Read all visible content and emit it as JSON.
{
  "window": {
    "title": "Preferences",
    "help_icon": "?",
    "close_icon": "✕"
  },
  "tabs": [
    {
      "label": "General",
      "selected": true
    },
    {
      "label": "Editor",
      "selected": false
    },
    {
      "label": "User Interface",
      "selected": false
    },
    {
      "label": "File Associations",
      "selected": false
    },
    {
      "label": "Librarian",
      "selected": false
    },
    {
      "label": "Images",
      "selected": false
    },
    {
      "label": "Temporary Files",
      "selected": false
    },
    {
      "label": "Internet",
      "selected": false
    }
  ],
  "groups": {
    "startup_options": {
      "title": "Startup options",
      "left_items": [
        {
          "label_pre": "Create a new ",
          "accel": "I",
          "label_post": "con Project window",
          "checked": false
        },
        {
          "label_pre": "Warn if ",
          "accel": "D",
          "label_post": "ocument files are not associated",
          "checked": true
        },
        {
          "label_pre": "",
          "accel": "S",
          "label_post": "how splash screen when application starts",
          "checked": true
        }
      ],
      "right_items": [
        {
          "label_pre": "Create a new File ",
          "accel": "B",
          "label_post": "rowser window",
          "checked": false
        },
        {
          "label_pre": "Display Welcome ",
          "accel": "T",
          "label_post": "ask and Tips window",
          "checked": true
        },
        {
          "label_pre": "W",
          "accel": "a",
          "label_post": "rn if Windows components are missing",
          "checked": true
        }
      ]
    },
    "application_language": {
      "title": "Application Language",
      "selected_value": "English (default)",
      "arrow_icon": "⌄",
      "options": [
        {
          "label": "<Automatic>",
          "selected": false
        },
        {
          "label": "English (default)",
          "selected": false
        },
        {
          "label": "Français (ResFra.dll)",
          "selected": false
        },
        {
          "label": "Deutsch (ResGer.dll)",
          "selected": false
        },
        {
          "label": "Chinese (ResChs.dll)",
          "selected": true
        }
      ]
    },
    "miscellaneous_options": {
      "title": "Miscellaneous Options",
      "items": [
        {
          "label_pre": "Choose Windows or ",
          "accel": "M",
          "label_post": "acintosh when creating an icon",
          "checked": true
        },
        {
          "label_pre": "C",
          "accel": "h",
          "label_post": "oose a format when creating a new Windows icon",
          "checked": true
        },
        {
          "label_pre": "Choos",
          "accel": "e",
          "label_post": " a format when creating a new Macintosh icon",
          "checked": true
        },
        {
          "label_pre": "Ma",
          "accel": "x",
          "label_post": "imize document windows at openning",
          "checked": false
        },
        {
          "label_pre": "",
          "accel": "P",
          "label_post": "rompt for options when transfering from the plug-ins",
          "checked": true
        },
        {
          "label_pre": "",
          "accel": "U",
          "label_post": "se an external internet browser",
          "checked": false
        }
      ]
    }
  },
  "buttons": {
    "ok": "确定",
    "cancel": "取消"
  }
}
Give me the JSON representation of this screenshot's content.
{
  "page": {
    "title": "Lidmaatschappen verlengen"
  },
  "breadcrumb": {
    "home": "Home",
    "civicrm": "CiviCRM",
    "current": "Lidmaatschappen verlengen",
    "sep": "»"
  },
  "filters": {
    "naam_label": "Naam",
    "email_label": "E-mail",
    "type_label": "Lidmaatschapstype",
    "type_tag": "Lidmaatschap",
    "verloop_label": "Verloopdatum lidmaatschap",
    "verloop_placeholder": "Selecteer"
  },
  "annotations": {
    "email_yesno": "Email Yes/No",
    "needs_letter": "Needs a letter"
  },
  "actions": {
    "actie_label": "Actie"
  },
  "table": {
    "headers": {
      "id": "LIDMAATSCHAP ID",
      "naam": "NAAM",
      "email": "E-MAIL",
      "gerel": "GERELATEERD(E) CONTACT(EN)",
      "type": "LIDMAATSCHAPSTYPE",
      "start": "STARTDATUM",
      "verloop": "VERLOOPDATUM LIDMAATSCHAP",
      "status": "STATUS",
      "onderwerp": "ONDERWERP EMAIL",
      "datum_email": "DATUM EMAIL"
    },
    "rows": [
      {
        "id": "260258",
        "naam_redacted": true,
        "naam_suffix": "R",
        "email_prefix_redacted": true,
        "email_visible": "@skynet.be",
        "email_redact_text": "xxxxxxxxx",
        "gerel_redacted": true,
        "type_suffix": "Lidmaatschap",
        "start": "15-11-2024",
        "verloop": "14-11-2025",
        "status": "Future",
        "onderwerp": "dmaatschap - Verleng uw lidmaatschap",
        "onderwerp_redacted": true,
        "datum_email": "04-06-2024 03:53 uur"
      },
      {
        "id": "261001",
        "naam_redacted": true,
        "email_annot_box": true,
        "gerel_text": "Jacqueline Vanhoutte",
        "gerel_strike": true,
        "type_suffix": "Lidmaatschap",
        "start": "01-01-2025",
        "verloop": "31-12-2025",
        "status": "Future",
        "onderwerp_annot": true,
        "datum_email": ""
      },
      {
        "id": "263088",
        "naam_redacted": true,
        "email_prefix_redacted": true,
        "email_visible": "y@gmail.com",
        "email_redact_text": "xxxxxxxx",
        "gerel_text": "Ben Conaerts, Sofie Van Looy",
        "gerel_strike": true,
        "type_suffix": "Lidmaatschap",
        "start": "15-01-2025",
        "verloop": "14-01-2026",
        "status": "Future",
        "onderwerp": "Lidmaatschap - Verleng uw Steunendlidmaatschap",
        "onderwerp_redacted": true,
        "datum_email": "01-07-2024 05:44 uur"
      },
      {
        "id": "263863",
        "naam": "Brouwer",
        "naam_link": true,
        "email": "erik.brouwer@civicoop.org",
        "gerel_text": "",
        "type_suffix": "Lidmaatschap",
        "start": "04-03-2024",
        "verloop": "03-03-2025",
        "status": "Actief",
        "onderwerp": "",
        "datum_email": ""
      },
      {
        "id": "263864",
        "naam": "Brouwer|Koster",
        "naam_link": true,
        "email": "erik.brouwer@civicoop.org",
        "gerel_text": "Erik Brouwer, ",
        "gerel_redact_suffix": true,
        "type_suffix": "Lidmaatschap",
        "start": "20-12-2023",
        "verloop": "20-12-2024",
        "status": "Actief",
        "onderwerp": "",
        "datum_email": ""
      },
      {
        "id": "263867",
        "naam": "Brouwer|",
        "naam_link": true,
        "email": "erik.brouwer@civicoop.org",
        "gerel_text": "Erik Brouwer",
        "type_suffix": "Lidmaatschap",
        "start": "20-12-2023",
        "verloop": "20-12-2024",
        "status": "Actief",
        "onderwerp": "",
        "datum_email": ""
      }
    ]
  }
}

TASK TO CARRY OUT:
Filter the records above for "Create" and copy every matching line.

WRITTEN SOLUTION:
          "label_pre": "Create a new ",
          "label_pre": "Create a new File ",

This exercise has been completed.